STATED EXERCISE:
Your task is to transcribe all of the data below exactly, omitting the images.

Items from a dataset:
****************
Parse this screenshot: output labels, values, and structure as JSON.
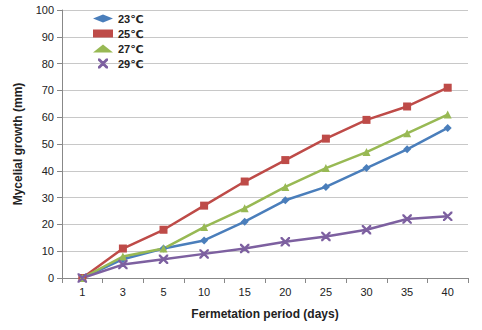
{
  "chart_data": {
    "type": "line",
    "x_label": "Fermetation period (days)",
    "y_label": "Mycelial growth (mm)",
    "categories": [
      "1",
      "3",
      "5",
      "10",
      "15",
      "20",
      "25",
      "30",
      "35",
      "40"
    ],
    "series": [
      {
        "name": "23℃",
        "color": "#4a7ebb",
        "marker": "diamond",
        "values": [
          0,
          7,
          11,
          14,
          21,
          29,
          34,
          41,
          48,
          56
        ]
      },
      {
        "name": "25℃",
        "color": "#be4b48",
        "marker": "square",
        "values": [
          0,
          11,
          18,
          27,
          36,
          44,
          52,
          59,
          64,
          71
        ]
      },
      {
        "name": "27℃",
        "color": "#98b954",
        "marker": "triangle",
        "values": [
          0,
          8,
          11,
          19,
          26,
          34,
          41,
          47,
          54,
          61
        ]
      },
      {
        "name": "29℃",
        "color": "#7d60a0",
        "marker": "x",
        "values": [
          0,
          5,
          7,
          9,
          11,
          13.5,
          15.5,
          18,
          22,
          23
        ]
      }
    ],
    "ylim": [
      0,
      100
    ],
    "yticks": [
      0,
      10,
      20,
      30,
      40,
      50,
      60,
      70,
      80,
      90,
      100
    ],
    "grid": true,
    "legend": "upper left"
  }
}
****************
WRITTEN RESPONSE:
Parse this screenshot: output labels, values, and structure as JSON.
{
  "chart_data": {
    "type": "line",
    "x_label": "Fermetation period (days)",
    "y_label": "Mycelial growth (mm)",
    "categories": [
      "1",
      "3",
      "5",
      "10",
      "15",
      "20",
      "25",
      "30",
      "35",
      "40"
    ],
    "series": [
      {
        "name": "23℃",
        "color": "#4a7ebb",
        "marker": "diamond",
        "values": [
          0,
          7,
          11,
          14,
          21,
          29,
          34,
          41,
          48,
          56
        ]
      },
      {
        "name": "25℃",
        "color": "#be4b48",
        "marker": "square",
        "values": [
          0,
          11,
          18,
          27,
          36,
          44,
          52,
          59,
          64,
          71
        ]
      },
      {
        "name": "27℃",
        "color": "#98b954",
        "marker": "triangle",
        "values": [
          0,
          8,
          11,
          19,
          26,
          34,
          41,
          47,
          54,
          61
        ]
      },
      {
        "name": "29℃",
        "color": "#7d60a0",
        "marker": "x",
        "values": [
          0,
          5,
          7,
          9,
          11,
          13.5,
          15.5,
          18,
          22,
          23
        ]
      }
    ],
    "ylim": [
      0,
      100
    ],
    "yticks": [
      0,
      10,
      20,
      30,
      40,
      50,
      60,
      70,
      80,
      90,
      100
    ],
    "grid": true,
    "legend": "upper left"
  }
}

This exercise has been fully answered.